* [WHAT IS NEEDED]
Find and copy lines holding "dışındaki".

* [Recorded data]
>>>>>
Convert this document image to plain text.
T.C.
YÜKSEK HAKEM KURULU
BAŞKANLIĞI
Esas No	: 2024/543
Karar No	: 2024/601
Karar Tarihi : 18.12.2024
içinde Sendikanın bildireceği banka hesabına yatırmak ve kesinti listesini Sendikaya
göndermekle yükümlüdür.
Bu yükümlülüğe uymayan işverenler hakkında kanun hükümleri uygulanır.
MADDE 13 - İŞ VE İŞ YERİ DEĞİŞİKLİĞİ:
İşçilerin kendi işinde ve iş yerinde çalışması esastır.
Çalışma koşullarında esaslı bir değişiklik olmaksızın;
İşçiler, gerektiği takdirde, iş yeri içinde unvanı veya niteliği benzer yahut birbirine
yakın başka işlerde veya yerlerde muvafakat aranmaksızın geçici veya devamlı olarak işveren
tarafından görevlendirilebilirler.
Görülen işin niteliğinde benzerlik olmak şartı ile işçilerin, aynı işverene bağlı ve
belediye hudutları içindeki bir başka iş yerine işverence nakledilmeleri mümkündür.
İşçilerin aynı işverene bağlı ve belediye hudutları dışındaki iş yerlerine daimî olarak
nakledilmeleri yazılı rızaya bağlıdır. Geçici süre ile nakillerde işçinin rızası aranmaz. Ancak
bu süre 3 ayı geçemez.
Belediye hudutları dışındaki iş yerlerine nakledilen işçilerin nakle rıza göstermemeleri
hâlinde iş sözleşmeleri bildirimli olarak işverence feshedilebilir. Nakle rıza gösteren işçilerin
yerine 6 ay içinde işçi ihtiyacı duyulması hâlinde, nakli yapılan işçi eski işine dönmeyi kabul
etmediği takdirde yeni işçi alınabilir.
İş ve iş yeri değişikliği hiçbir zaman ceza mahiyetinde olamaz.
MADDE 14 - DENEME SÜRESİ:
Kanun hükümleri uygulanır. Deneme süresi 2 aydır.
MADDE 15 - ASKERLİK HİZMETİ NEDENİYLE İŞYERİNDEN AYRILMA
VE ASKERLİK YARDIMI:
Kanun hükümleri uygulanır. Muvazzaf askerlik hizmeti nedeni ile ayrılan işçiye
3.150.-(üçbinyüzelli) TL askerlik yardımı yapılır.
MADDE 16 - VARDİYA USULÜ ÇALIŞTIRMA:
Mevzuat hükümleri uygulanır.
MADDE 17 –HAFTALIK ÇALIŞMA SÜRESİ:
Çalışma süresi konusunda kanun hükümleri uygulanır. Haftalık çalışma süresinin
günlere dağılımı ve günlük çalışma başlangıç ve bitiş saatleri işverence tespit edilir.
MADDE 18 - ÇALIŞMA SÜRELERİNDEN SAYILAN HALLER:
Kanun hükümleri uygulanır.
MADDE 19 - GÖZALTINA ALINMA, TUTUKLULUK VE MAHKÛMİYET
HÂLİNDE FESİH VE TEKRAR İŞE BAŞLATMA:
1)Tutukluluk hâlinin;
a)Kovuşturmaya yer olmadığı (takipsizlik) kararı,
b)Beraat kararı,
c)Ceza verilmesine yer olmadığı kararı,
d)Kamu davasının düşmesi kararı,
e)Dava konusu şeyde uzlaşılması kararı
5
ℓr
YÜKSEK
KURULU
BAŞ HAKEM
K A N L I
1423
<<<<<
* [RESPONSE]
İşçilerin aynı işverene bağlı ve belediye hudutları dışındaki iş yerlerine daimî olarak
Belediye hudutları dışındaki iş yerlerine nakledilen işçilerin nakle rıza göstermemeleri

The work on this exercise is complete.